▼

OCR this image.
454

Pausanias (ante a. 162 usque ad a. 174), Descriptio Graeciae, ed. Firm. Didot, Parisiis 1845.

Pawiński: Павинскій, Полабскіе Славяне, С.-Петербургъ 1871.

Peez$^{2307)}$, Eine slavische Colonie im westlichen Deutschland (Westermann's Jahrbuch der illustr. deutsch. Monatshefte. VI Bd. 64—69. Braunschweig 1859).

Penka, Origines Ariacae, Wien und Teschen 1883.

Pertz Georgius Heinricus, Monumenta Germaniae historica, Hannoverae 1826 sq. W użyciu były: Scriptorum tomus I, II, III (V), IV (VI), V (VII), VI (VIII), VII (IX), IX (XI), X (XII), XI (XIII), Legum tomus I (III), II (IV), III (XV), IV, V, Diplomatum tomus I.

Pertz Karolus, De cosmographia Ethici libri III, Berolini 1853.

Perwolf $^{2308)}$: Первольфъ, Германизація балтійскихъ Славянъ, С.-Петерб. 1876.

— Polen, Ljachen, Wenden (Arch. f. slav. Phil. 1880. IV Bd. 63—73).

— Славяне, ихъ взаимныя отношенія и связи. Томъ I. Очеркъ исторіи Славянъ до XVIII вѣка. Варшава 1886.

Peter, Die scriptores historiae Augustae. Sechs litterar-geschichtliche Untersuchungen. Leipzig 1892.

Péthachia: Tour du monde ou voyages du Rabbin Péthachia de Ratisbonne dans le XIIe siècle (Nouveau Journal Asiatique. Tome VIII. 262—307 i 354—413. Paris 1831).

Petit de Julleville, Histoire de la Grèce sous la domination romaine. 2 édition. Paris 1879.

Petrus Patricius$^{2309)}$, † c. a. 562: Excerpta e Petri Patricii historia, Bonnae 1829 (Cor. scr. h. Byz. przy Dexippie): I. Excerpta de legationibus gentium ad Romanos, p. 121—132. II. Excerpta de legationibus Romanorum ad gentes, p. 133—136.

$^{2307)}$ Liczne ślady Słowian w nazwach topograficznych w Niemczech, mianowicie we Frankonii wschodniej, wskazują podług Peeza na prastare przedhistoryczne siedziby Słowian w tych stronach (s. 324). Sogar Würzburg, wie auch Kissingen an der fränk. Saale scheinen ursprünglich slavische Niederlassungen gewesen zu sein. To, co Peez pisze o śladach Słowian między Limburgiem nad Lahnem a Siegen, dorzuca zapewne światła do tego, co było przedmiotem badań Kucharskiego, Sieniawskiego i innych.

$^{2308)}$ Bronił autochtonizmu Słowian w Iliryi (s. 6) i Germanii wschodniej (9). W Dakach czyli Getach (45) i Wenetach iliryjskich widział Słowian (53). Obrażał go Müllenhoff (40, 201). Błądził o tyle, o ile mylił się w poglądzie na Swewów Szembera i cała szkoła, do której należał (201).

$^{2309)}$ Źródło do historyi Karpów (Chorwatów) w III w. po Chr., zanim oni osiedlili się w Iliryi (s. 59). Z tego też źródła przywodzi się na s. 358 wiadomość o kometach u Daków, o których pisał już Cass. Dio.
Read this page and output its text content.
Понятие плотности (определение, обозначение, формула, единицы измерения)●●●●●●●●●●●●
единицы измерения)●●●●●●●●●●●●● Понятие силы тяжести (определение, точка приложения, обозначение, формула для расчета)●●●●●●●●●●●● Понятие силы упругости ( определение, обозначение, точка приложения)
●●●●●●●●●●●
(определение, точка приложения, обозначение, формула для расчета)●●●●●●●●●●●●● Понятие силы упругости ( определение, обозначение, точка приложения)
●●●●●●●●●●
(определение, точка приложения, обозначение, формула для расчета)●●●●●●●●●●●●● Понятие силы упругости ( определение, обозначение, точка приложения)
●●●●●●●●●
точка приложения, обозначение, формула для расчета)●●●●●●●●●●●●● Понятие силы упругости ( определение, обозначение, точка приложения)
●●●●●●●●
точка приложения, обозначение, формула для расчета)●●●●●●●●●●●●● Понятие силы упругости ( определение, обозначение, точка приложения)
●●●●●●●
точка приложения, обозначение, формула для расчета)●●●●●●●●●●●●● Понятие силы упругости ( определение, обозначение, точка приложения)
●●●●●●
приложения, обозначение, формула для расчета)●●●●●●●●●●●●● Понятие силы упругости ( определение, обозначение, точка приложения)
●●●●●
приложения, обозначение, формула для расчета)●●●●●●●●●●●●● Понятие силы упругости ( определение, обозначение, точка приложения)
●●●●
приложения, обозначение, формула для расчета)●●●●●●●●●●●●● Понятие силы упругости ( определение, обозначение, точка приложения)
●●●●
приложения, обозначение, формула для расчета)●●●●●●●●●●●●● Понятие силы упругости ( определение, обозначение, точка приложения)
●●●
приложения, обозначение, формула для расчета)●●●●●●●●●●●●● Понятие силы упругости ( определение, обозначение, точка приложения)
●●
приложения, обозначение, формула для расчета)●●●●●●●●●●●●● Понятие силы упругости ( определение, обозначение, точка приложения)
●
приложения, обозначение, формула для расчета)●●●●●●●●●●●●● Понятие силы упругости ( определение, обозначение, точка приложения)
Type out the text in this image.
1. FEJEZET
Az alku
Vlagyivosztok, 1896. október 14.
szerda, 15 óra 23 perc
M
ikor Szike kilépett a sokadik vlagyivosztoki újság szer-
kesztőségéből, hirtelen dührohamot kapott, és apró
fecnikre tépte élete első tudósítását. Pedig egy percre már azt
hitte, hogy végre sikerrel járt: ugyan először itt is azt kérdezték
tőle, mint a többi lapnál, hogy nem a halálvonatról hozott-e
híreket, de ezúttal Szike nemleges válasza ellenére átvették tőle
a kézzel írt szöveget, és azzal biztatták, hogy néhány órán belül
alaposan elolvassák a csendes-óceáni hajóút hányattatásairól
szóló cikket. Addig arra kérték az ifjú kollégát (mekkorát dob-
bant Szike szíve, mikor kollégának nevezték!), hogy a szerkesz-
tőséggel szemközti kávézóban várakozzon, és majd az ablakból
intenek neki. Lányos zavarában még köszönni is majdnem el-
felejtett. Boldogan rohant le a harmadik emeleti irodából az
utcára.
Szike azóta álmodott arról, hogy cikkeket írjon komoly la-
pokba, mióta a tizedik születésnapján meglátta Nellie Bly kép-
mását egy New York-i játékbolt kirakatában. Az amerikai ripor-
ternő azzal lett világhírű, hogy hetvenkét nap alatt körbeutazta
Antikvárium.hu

▲

[Task]
Exactly reproduce the lines from the one containing "Type out the text in this image." through the end of the records, and only those lines.

[Full solution]
Type out the text in this image.
1. FEJEZET
Az alku
Vlagyivosztok, 1896. október 14.
szerda, 15 óra 23 perc
M
ikor Szike kilépett a sokadik vlagyivosztoki újság szer-
kesztőségéből, hirtelen dührohamot kapott, és apró
fecnikre tépte élete első tudósítását. Pedig egy percre már azt
hitte, hogy végre sikerrel járt: ugyan először itt is azt kérdezték
tőle, mint a többi lapnál, hogy nem a halálvonatról hozott-e
híreket, de ezúttal Szike nemleges válasza ellenére átvették tőle
a kézzel írt szöveget, és azzal biztatták, hogy néhány órán belül
alaposan elolvassák a csendes-óceáni hajóút hányattatásairól
szóló cikket. Addig arra kérték az ifjú kollégát (mekkorát dob-
bant Szike szíve, mikor kollégának nevezték!), hogy a szerkesz-
tőséggel szemközti kávézóban várakozzon, és majd az ablakból
intenek neki. Lányos zavarában még köszönni is majdnem el-
felejtett. Boldogan rohant le a harmadik emeleti irodából az
utcára.
Szike azóta álmodott arról, hogy cikkeket írjon komoly la-
pokba, mióta a tizedik születésnapján meglátta Nellie Bly kép-
mását egy New York-i játékbolt kirakatában. Az amerikai ripor-
ternő azzal lett világhírű, hogy hetvenkét nap alatt körbeutazta
Antikvárium.hu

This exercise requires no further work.